(Dataset entries)
☆ ☆ ☆ ☆ ☆ ☆ ☆
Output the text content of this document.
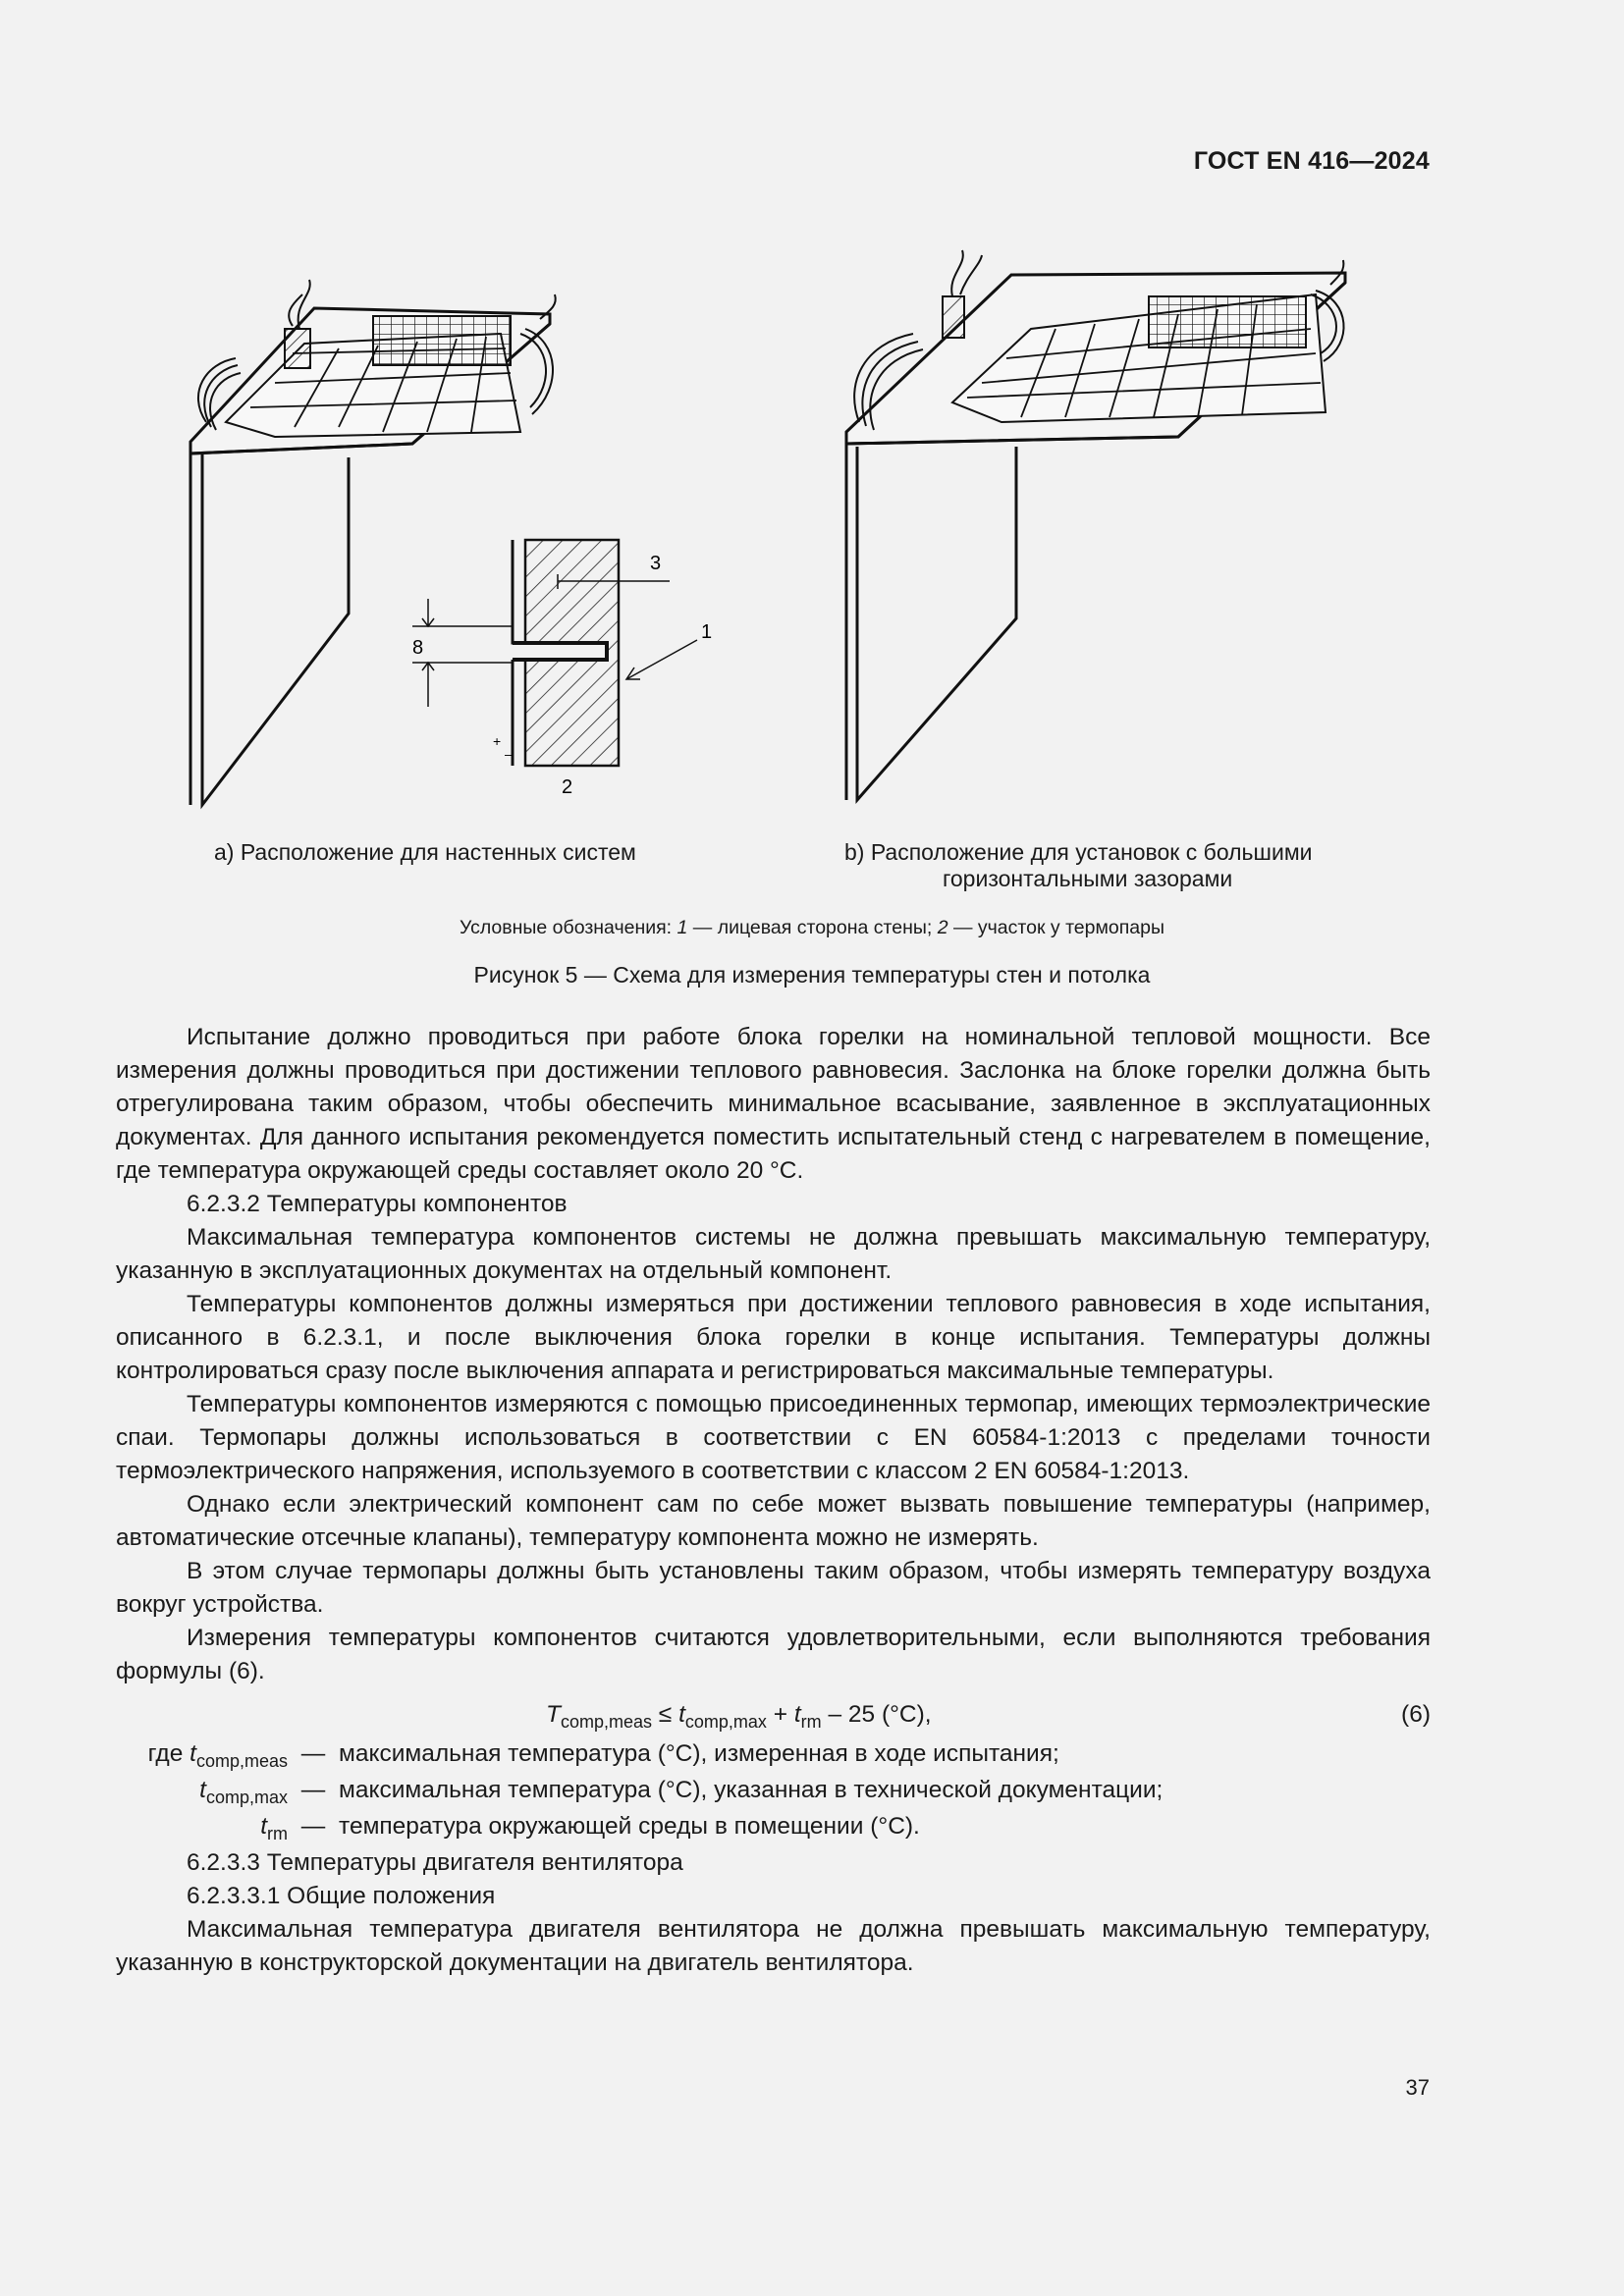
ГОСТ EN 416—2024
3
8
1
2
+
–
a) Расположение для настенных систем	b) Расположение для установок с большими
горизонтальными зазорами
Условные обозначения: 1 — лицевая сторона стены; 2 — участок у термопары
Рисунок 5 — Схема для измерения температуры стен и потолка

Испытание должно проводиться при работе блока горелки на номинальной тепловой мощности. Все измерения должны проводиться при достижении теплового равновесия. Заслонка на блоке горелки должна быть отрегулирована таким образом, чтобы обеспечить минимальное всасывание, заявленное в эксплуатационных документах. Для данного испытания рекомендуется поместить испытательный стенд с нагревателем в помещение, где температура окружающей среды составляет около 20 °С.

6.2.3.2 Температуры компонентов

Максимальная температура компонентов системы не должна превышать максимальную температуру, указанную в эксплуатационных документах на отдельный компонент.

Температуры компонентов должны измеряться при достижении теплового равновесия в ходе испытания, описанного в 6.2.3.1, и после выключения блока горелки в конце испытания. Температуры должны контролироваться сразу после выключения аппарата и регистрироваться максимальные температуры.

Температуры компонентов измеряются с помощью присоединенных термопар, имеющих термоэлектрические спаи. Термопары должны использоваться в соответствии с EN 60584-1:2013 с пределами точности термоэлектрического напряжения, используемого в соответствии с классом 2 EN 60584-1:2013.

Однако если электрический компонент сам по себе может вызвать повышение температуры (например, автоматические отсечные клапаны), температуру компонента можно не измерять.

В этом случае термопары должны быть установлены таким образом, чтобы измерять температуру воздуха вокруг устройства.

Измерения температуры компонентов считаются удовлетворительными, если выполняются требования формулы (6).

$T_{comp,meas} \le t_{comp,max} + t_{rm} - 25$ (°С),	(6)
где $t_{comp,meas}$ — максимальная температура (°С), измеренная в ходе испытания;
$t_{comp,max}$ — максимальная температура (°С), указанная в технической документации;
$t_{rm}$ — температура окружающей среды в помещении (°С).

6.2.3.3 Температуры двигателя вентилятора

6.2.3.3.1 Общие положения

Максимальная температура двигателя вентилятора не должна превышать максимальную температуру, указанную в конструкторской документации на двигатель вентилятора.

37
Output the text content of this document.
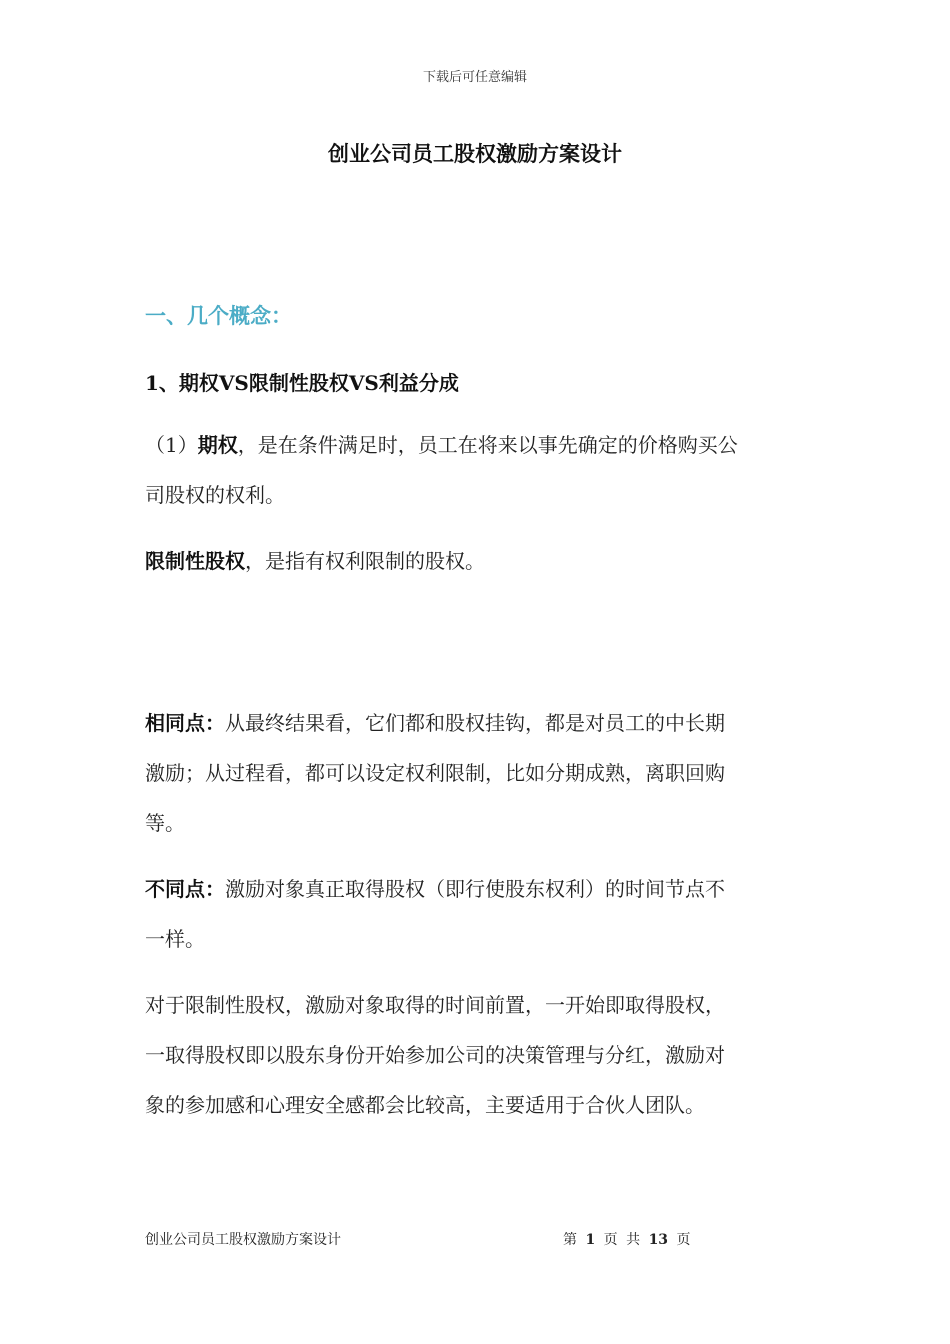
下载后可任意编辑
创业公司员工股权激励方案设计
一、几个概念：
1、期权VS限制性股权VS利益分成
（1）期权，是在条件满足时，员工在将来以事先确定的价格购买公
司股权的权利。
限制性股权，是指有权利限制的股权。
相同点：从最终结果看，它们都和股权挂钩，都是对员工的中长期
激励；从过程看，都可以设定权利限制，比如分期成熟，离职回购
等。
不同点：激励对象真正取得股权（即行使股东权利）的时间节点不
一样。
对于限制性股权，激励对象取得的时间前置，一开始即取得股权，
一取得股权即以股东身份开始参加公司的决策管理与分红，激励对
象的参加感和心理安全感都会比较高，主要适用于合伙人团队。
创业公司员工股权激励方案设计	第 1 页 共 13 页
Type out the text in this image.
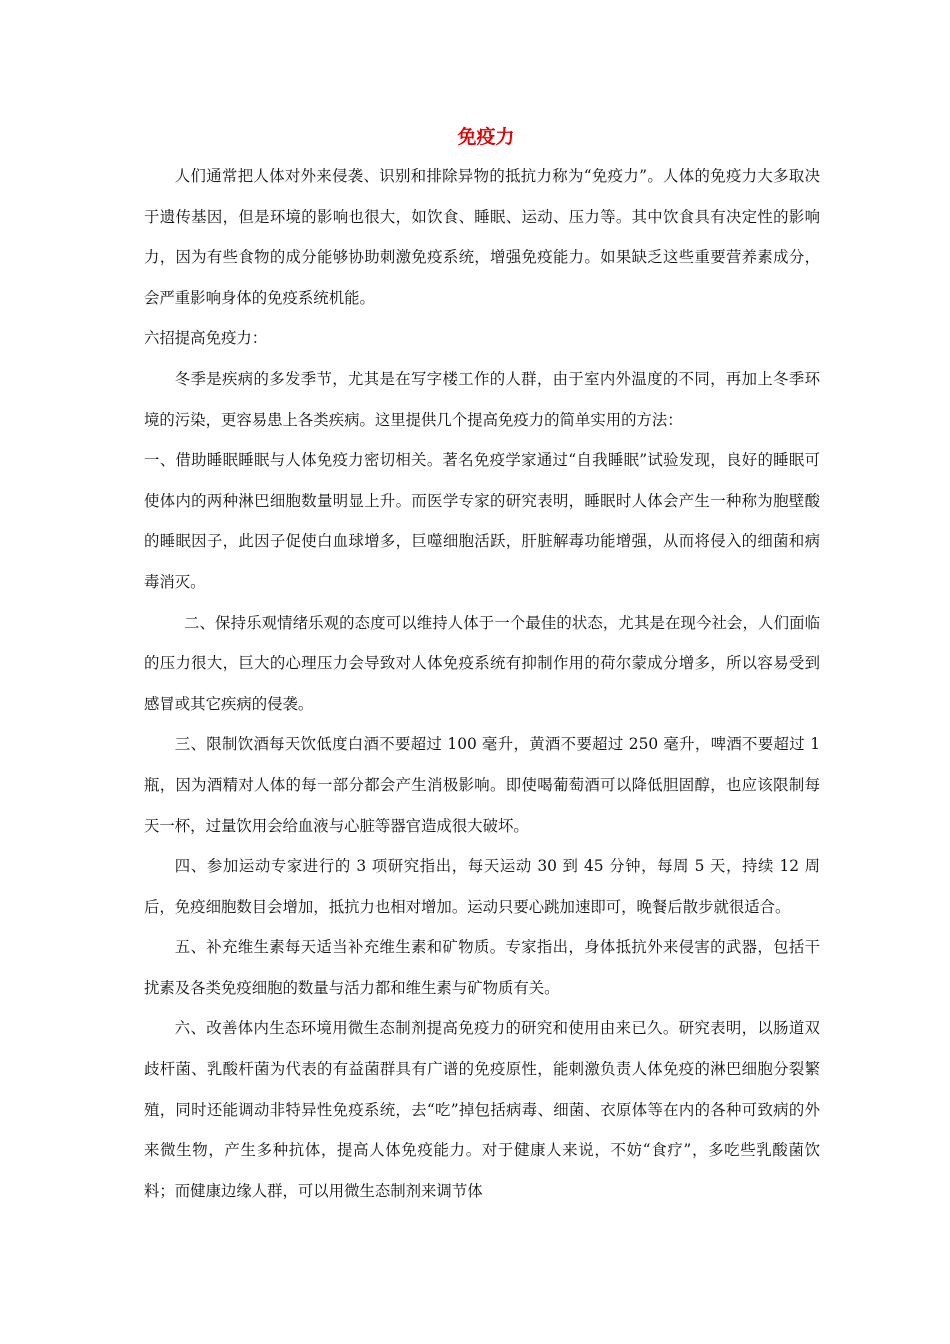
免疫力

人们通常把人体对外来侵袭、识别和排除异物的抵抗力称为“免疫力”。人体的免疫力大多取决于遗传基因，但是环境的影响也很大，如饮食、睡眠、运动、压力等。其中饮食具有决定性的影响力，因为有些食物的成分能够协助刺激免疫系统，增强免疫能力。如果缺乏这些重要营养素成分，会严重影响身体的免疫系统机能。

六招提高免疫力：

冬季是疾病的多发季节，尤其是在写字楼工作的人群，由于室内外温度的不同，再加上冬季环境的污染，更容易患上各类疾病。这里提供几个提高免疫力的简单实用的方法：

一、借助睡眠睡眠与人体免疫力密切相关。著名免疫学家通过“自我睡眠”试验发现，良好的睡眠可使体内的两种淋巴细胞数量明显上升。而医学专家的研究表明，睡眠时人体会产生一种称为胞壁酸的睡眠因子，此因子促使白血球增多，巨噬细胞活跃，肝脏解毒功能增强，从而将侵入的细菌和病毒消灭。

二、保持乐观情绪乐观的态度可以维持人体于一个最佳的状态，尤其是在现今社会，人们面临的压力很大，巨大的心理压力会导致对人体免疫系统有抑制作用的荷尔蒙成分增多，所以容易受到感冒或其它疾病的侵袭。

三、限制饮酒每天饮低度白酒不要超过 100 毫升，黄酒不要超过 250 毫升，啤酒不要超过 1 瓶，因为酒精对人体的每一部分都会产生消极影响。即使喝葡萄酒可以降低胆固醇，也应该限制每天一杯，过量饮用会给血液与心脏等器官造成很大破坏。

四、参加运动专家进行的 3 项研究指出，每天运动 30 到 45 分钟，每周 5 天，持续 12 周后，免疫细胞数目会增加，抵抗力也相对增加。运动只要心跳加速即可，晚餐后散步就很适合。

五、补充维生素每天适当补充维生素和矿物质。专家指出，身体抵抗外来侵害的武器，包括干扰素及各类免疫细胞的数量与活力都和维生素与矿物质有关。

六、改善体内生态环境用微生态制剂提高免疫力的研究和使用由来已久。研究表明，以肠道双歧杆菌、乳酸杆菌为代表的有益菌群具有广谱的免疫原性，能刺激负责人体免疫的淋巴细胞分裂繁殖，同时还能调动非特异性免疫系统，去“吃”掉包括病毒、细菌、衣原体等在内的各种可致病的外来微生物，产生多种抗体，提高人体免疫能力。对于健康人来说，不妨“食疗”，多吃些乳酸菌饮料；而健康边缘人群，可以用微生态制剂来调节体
☆ ☆ ☆ ☆ ☆ ☆ ☆
All of the data above should be transcribed verbatim, with pictures omitted.

Output the text content of this document.
ГОСТ EN 416—2024
3
8
1
2
+
–
a) Расположение для настенных систем	b) Расположение для установок с большими
горизонтальными зазорами
Условные обозначения: 1 — лицевая сторона стены; 2 — участок у термопары
Рисунок 5 — Схема для измерения температуры стен и потолка

Испытание должно проводиться при работе блока горелки на номинальной тепловой мощности. Все измерения должны проводиться при достижении теплового равновесия. Заслонка на блоке горелки должна быть отрегулирована таким образом, чтобы обеспечить минимальное всасывание, заявленное в эксплуатационных документах. Для данного испытания рекомендуется поместить испытательный стенд с нагревателем в помещение, где температура окружающей среды составляет около 20 °С.

6.2.3.2 Температуры компонентов

Максимальная температура компонентов системы не должна превышать максимальную температуру, указанную в эксплуатационных документах на отдельный компонент.

Температуры компонентов должны измеряться при достижении теплового равновесия в ходе испытания, описанного в 6.2.3.1, и после выключения блока горелки в конце испытания. Температуры должны контролироваться сразу после выключения аппарата и регистрироваться максимальные температуры.

Температуры компонентов измеряются с помощью присоединенных термопар, имеющих термоэлектрические спаи. Термопары должны использоваться в соответствии с EN 60584-1:2013 с пределами точности термоэлектрического напряжения, используемого в соответствии с классом 2 EN 60584-1:2013.

Однако если электрический компонент сам по себе может вызвать повышение температуры (например, автоматические отсечные клапаны), температуру компонента можно не измерять.

В этом случае термопары должны быть установлены таким образом, чтобы измерять температуру воздуха вокруг устройства.

Измерения температуры компонентов считаются удовлетворительными, если выполняются требования формулы (6).

$T_{comp,meas} \le t_{comp,max} + t_{rm} - 25$ (°С),	(6)
где $t_{comp,meas}$ — максимальная температура (°С), измеренная в ходе испытания;
$t_{comp,max}$ — максимальная температура (°С), указанная в технической документации;
$t_{rm}$ — температура окружающей среды в помещении (°С).

6.2.3.3 Температуры двигателя вентилятора

6.2.3.3.1 Общие положения

Максимальная температура двигателя вентилятора не должна превышать максимальную температуру, указанную в конструкторской документации на двигатель вентилятора.

37
Output the text content of this document.
下载后可任意编辑
创业公司员工股权激励方案设计
一、几个概念：
1、期权VS限制性股权VS利益分成
（1）期权，是在条件满足时，员工在将来以事先确定的价格购买公
司股权的权利。
限制性股权，是指有权利限制的股权。
相同点：从最终结果看，它们都和股权挂钩，都是对员工的中长期
激励；从过程看，都可以设定权利限制，比如分期成熟，离职回购
等。
不同点：激励对象真正取得股权（即行使股东权利）的时间节点不
一样。
对于限制性股权，激励对象取得的时间前置，一开始即取得股权，
一取得股权即以股东身份开始参加公司的决策管理与分红，激励对
象的参加感和心理安全感都会比较高，主要适用于合伙人团队。
创业公司员工股权激励方案设计	第 1 页 共 13 页
Type out the text in this image.
免疫力

人们通常把人体对外来侵袭、识别和排除异物的抵抗力称为“免疫力”。人体的免疫力大多取决于遗传基因，但是环境的影响也很大，如饮食、睡眠、运动、压力等。其中饮食具有决定性的影响力，因为有些食物的成分能够协助刺激免疫系统，增强免疫能力。如果缺乏这些重要营养素成分，会严重影响身体的免疫系统机能。

六招提高免疫力：

冬季是疾病的多发季节，尤其是在写字楼工作的人群，由于室内外温度的不同，再加上冬季环境的污染，更容易患上各类疾病。这里提供几个提高免疫力的简单实用的方法：

一、借助睡眠睡眠与人体免疫力密切相关。著名免疫学家通过“自我睡眠”试验发现，良好的睡眠可使体内的两种淋巴细胞数量明显上升。而医学专家的研究表明，睡眠时人体会产生一种称为胞壁酸的睡眠因子，此因子促使白血球增多，巨噬细胞活跃，肝脏解毒功能增强，从而将侵入的细菌和病毒消灭。

二、保持乐观情绪乐观的态度可以维持人体于一个最佳的状态，尤其是在现今社会，人们面临的压力很大，巨大的心理压力会导致对人体免疫系统有抑制作用的荷尔蒙成分增多，所以容易受到感冒或其它疾病的侵袭。

三、限制饮酒每天饮低度白酒不要超过 100 毫升，黄酒不要超过 250 毫升，啤酒不要超过 1 瓶，因为酒精对人体的每一部分都会产生消极影响。即使喝葡萄酒可以降低胆固醇，也应该限制每天一杯，过量饮用会给血液与心脏等器官造成很大破坏。

四、参加运动专家进行的 3 项研究指出，每天运动 30 到 45 分钟，每周 5 天，持续 12 周后，免疫细胞数目会增加，抵抗力也相对增加。运动只要心跳加速即可，晚餐后散步就很适合。

五、补充维生素每天适当补充维生素和矿物质。专家指出，身体抵抗外来侵害的武器，包括干扰素及各类免疫细胞的数量与活力都和维生素与矿物质有关。

六、改善体内生态环境用微生态制剂提高免疫力的研究和使用由来已久。研究表明，以肠道双歧杆菌、乳酸杆菌为代表的有益菌群具有广谱的免疫原性，能刺激负责人体免疫的淋巴细胞分裂繁殖，同时还能调动非特异性免疫系统，去“吃”掉包括病毒、细菌、衣原体等在内的各种可致病的外来微生物，产生多种抗体，提高人体免疫能力。对于健康人来说，不妨“食疗”，多吃些乳酸菌饮料；而健康边缘人群，可以用微生态制剂来调节体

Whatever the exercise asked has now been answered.